PROBLEM TO WORK ON:
Beginning at the line that contains "Give me the" and ending at the last line of the entries, write out each line exactly; include nothing outside that span.

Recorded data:
○ ○ ○

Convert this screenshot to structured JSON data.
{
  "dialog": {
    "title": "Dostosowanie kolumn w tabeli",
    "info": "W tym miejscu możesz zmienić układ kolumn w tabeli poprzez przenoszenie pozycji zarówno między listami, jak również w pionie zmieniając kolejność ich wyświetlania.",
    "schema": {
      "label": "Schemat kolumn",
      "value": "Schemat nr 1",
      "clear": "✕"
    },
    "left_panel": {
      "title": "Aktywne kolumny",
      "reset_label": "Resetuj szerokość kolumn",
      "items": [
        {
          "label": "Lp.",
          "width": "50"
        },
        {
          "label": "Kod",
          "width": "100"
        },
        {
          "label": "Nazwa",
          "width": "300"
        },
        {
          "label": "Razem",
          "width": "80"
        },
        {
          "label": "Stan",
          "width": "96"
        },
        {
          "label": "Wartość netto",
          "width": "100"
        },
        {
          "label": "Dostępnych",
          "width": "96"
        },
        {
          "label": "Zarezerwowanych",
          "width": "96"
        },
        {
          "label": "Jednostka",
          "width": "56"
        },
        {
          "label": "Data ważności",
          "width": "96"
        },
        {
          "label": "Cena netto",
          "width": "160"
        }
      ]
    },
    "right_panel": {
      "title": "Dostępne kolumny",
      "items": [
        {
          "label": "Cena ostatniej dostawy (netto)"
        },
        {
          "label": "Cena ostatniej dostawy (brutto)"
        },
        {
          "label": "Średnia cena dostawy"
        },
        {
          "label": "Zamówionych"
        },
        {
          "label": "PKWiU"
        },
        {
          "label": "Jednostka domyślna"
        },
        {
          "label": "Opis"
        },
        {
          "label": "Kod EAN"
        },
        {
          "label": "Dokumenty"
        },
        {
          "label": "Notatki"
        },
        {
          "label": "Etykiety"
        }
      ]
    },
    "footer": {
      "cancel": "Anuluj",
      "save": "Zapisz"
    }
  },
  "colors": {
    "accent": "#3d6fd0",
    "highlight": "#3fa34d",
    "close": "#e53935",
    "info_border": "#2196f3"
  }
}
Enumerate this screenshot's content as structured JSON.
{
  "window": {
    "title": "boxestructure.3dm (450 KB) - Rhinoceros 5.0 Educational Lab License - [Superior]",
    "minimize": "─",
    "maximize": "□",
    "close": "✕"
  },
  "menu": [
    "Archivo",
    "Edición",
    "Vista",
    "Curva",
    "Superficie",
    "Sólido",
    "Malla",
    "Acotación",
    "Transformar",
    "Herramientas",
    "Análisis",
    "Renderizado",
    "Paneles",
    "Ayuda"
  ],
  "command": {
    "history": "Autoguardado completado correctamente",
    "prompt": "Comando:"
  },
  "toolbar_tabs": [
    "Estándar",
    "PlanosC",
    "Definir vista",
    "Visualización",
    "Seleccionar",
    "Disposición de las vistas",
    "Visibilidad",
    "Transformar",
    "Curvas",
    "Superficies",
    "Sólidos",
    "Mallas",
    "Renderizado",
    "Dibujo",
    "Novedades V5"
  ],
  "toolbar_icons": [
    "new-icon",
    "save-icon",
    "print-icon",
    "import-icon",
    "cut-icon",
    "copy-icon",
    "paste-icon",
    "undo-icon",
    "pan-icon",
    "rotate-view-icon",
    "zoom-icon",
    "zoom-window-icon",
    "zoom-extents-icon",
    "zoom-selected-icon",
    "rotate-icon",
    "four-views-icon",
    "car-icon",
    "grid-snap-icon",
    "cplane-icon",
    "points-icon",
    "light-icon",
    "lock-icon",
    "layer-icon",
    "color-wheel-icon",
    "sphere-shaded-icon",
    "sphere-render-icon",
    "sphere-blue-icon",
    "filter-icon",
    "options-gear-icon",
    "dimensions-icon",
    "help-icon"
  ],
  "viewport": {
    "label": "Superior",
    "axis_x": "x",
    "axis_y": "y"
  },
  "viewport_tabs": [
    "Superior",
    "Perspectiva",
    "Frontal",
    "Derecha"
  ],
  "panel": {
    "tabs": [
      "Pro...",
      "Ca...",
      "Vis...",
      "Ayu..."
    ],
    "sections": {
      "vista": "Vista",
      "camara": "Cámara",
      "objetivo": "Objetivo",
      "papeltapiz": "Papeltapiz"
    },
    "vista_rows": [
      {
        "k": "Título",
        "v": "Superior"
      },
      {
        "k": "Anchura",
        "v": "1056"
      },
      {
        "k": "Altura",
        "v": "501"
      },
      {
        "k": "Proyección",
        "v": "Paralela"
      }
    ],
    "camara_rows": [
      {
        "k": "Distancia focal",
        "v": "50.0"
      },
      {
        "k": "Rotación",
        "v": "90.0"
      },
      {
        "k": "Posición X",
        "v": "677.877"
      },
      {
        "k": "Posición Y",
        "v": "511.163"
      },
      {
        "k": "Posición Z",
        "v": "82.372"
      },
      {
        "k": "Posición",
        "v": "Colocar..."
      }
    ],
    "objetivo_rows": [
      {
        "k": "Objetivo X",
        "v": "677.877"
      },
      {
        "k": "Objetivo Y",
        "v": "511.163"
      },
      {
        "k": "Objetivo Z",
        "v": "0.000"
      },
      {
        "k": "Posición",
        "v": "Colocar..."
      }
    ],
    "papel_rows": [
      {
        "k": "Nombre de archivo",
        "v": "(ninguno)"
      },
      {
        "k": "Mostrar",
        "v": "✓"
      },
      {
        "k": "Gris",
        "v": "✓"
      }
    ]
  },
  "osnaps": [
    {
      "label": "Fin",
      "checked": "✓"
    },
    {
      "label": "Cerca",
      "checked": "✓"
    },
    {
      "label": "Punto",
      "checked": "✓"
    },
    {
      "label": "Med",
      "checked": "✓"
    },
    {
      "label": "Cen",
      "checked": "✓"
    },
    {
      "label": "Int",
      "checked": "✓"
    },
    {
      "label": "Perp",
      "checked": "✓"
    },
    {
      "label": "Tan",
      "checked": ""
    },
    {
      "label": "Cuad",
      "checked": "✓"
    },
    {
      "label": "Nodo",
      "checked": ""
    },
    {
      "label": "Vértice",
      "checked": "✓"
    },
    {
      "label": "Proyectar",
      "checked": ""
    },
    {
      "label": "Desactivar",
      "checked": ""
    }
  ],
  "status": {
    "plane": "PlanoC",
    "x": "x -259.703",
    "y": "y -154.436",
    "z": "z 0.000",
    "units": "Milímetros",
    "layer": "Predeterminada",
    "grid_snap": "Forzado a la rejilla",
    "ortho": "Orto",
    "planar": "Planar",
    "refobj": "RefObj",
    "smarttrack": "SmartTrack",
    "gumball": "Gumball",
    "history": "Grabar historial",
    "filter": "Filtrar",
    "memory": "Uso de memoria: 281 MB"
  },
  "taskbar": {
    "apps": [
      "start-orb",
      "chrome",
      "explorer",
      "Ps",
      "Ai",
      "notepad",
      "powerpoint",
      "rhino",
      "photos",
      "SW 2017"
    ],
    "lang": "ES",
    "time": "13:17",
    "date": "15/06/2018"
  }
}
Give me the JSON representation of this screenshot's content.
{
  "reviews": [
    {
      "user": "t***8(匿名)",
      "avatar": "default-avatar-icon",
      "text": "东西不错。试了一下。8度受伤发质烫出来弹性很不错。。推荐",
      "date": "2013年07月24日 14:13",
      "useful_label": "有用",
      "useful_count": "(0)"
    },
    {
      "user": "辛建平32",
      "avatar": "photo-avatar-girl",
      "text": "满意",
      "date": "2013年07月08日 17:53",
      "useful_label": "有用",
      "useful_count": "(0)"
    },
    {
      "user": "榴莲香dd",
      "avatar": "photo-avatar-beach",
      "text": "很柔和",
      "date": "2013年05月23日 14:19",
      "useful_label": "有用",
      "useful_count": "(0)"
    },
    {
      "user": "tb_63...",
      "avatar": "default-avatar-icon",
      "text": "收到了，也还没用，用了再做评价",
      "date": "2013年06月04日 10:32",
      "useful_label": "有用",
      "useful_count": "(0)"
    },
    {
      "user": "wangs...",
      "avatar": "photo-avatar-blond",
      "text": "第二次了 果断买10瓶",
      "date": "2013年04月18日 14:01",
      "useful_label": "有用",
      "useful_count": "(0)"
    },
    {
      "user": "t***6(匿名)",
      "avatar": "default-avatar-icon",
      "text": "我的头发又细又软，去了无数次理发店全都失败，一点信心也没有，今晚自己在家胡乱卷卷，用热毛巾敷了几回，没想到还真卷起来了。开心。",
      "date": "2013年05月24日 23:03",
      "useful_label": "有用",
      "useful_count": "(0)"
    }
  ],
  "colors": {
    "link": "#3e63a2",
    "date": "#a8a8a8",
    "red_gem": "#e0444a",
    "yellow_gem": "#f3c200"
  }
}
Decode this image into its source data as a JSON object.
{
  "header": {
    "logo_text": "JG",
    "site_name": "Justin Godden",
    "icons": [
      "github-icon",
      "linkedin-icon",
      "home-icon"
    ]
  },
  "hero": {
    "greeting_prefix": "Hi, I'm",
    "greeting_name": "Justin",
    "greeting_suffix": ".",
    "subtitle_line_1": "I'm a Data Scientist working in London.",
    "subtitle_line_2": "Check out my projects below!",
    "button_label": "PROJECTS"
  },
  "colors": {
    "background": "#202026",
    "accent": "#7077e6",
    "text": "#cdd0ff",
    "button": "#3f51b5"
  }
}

○ ○ ○

THE SOLUTION:
Give me the JSON representation of this screenshot's content.
{
  "reviews": [
    {
      "user": "t***8(匿名)",
      "avatar": "default-avatar-icon",
      "text": "东西不错。试了一下。8度受伤发质烫出来弹性很不错。。推荐",
      "date": "2013年07月24日 14:13",
      "useful_label": "有用",
      "useful_count": "(0)"
    },
    {
      "user": "辛建平32",
      "avatar": "photo-avatar-girl",
      "text": "满意",
      "date": "2013年07月08日 17:53",
      "useful_label": "有用",
      "useful_count": "(0)"
    },
    {
      "user": "榴莲香dd",
      "avatar": "photo-avatar-beach",
      "text": "很柔和",
      "date": "2013年05月23日 14:19",
      "useful_label": "有用",
      "useful_count": "(0)"
    },
    {
      "user": "tb_63...",
      "avatar": "default-avatar-icon",
      "text": "收到了，也还没用，用了再做评价",
      "date": "2013年06月04日 10:32",
      "useful_label": "有用",
      "useful_count": "(0)"
    },
    {
      "user": "wangs...",
      "avatar": "photo-avatar-blond",
      "text": "第二次了 果断买10瓶",
      "date": "2013年04月18日 14:01",
      "useful_label": "有用",
      "useful_count": "(0)"
    },
    {
      "user": "t***6(匿名)",
      "avatar": "default-avatar-icon",
      "text": "我的头发又细又软，去了无数次理发店全都失败，一点信心也没有，今晚自己在家胡乱卷卷，用热毛巾敷了几回，没想到还真卷起来了。开心。",
      "date": "2013年05月24日 23:03",
      "useful_label": "有用",
      "useful_count": "(0)"
    }
  ],
  "colors": {
    "link": "#3e63a2",
    "date": "#a8a8a8",
    "red_gem": "#e0444a",
    "yellow_gem": "#f3c200"
  }
}
Decode this image into its source data as a JSON object.
{
  "header": {
    "logo_text": "JG",
    "site_name": "Justin Godden",
    "icons": [
      "github-icon",
      "linkedin-icon",
      "home-icon"
    ]
  },
  "hero": {
    "greeting_prefix": "Hi, I'm",
    "greeting_name": "Justin",
    "greeting_suffix": ".",
    "subtitle_line_1": "I'm a Data Scientist working in London.",
    "subtitle_line_2": "Check out my projects below!",
    "button_label": "PROJECTS"
  },
  "colors": {
    "background": "#202026",
    "accent": "#7077e6",
    "text": "#cdd0ff",
    "button": "#3f51b5"
  }
}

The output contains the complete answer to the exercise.